Provided entries =
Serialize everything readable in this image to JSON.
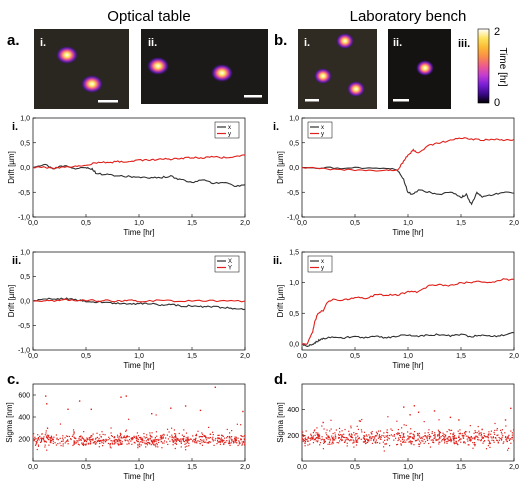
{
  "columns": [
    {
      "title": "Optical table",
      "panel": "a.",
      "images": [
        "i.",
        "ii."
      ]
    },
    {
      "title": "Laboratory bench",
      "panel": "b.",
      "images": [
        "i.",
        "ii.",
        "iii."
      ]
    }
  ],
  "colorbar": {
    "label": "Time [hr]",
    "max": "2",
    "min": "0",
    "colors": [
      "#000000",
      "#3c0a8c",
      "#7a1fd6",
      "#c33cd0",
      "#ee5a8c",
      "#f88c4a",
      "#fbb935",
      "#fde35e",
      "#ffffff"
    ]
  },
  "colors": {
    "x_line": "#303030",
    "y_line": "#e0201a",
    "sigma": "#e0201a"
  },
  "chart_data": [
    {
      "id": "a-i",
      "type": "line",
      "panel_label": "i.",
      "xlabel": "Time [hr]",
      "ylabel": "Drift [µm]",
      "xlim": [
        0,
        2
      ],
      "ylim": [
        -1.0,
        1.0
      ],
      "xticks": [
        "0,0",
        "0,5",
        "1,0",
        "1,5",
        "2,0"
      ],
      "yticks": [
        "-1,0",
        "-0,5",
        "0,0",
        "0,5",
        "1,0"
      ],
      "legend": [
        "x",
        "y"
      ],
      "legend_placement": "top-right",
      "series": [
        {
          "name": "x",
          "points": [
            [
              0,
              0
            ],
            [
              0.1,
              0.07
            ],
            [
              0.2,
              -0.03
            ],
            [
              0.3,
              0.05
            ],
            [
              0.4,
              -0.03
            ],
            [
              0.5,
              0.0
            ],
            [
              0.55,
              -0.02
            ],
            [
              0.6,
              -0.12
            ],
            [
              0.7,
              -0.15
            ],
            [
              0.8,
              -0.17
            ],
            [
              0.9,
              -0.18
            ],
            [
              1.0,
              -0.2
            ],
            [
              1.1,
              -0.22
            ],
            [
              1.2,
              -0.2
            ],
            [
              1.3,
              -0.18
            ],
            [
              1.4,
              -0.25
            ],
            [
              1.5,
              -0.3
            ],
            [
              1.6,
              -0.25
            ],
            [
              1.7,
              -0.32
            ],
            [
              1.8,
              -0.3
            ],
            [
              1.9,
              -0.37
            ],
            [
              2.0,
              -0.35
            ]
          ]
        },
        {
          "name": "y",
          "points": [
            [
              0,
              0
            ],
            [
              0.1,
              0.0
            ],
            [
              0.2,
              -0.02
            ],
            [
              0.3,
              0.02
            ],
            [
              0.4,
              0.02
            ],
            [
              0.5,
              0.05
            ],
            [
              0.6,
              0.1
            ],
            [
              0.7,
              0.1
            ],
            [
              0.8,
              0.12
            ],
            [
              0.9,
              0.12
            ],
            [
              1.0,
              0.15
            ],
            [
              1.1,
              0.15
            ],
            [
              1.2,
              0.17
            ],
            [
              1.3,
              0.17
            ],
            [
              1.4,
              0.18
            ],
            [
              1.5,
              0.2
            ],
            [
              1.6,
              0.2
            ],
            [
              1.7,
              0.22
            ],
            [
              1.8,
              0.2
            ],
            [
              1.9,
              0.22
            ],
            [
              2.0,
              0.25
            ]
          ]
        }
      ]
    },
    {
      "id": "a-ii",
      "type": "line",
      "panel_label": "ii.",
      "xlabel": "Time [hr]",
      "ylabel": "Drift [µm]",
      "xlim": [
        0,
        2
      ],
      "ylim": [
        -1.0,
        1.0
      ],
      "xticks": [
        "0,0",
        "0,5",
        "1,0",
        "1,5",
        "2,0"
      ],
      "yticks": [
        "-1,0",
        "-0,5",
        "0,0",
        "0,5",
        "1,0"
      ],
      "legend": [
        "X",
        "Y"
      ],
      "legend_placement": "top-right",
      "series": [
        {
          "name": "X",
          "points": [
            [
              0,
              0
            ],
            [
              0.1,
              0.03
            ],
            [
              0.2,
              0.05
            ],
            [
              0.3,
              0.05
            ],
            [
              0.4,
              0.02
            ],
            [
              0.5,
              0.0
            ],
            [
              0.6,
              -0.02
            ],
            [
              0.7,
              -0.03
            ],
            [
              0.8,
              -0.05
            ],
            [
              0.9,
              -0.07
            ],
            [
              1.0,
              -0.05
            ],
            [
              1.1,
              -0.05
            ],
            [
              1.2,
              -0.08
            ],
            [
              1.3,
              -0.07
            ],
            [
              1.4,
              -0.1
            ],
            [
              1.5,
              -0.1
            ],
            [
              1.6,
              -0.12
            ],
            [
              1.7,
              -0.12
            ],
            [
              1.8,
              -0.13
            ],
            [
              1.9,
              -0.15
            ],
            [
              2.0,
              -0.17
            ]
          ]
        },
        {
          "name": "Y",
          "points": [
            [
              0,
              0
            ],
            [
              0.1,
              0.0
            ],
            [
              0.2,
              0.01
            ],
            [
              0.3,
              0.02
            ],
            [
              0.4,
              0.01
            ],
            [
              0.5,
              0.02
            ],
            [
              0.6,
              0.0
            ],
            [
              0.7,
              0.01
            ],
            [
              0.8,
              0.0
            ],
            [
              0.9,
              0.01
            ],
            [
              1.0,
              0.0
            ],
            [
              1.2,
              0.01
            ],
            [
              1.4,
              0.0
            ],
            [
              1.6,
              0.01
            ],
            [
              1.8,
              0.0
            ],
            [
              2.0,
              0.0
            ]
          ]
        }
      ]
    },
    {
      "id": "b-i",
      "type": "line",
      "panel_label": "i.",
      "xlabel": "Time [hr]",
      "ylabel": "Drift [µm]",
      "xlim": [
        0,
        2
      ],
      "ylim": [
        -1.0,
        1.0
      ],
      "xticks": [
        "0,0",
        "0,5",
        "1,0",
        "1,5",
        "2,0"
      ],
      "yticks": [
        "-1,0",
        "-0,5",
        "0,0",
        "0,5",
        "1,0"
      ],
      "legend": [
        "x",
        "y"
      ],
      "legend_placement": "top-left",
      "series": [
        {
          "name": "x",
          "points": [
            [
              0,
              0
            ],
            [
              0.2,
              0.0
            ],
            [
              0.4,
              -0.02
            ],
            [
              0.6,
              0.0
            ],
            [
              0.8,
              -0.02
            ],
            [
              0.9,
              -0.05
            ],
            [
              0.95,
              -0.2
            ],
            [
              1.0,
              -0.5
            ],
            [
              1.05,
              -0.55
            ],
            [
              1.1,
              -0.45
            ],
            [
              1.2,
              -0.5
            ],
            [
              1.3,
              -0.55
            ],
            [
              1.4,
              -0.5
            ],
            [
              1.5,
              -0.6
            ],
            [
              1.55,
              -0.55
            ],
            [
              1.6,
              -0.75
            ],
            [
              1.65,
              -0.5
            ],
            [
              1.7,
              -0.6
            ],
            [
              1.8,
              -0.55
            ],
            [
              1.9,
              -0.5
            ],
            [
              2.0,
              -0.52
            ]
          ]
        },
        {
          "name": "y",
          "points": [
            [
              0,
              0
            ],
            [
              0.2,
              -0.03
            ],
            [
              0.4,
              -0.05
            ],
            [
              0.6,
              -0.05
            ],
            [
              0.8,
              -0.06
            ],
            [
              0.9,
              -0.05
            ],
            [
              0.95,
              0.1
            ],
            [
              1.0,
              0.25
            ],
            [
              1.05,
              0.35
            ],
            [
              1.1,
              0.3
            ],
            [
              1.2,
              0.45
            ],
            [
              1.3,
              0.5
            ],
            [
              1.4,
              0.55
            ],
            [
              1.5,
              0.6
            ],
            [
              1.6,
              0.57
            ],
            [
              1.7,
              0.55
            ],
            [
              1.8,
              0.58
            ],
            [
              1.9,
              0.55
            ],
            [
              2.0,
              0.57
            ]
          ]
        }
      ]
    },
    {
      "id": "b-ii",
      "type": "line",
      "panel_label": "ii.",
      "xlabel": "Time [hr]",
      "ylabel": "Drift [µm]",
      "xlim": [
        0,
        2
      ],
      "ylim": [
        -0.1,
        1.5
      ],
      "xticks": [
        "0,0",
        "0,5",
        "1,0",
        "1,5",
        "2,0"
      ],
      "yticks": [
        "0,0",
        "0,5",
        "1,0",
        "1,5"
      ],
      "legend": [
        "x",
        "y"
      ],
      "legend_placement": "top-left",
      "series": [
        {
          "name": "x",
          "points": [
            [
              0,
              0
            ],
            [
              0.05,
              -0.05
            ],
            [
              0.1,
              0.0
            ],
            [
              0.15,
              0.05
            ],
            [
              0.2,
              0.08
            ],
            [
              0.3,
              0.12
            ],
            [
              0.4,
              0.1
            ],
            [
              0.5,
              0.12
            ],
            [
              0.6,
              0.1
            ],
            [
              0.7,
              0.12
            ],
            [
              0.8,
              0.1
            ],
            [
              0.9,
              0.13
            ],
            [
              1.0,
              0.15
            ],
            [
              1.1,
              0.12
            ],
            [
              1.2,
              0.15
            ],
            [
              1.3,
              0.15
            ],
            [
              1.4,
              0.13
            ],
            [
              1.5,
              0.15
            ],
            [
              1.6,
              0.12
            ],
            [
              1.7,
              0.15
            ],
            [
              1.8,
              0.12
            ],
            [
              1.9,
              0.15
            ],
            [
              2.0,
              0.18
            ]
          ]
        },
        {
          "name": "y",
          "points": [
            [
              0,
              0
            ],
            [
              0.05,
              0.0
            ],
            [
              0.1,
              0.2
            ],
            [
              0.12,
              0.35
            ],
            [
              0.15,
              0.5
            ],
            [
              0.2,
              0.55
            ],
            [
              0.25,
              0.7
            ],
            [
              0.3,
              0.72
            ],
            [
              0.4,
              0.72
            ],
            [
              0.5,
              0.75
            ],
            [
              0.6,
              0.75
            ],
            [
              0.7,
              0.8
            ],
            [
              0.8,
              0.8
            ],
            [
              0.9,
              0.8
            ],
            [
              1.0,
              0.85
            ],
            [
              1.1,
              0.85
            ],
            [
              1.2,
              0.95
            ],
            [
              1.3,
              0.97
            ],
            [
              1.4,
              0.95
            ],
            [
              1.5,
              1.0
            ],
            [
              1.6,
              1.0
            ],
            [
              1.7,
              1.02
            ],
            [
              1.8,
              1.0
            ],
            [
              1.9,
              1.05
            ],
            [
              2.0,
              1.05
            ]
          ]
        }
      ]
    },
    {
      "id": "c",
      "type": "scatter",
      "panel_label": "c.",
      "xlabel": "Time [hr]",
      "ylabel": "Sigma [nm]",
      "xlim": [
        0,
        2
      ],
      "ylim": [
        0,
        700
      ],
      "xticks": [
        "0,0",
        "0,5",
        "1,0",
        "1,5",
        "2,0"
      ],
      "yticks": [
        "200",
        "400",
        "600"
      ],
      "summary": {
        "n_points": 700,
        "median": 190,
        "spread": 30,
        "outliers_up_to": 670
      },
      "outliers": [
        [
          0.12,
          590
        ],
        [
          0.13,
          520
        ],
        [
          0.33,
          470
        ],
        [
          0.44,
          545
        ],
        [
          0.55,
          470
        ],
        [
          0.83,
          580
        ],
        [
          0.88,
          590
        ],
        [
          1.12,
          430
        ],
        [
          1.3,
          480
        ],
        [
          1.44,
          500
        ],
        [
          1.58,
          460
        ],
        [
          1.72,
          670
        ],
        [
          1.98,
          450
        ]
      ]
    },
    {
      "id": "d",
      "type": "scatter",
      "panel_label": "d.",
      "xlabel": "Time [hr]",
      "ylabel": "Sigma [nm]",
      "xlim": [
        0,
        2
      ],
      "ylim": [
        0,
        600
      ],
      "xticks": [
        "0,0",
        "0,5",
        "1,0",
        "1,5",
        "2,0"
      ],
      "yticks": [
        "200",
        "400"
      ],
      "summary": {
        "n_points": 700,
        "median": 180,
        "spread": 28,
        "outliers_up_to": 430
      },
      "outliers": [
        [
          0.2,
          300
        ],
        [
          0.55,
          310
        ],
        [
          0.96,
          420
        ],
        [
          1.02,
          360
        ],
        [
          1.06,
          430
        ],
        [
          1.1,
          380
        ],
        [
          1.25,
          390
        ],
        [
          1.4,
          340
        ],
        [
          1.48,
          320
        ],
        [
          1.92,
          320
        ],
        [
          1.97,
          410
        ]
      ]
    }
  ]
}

What is required =
Go through the listing above and list every line that has the word "title".

Answer =
      "title": "Optical table",
      "title": "Laboratory bench",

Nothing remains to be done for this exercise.